Stated task: Count every line where "払い戻しについて" occurs. Give the total alone.

The input:
• • •

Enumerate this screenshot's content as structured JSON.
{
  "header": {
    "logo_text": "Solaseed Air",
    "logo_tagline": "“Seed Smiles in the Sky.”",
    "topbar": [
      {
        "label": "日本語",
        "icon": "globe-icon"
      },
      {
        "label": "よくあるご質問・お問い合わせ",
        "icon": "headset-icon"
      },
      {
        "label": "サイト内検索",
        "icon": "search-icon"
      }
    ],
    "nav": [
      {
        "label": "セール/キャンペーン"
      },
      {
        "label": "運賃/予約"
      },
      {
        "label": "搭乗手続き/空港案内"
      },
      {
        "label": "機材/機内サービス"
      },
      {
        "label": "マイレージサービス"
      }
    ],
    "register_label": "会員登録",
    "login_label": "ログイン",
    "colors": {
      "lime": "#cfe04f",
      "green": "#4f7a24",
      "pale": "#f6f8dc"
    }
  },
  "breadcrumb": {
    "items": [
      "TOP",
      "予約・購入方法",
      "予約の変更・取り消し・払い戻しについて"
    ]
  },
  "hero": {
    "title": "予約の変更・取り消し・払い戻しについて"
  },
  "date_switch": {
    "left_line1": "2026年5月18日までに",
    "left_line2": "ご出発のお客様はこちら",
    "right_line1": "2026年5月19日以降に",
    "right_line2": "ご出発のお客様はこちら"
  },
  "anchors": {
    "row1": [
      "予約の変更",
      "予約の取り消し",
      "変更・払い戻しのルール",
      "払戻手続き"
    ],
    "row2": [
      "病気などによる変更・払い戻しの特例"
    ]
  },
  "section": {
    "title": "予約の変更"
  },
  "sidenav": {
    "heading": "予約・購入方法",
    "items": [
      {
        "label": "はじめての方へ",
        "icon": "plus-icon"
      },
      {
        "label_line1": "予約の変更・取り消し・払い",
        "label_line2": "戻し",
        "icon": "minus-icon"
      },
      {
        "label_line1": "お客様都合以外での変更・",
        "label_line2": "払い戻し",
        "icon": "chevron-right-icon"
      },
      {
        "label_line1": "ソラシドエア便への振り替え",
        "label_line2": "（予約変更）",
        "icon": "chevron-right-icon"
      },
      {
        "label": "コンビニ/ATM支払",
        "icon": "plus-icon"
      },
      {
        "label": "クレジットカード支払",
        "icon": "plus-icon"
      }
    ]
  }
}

• • •

Exercise solution: 2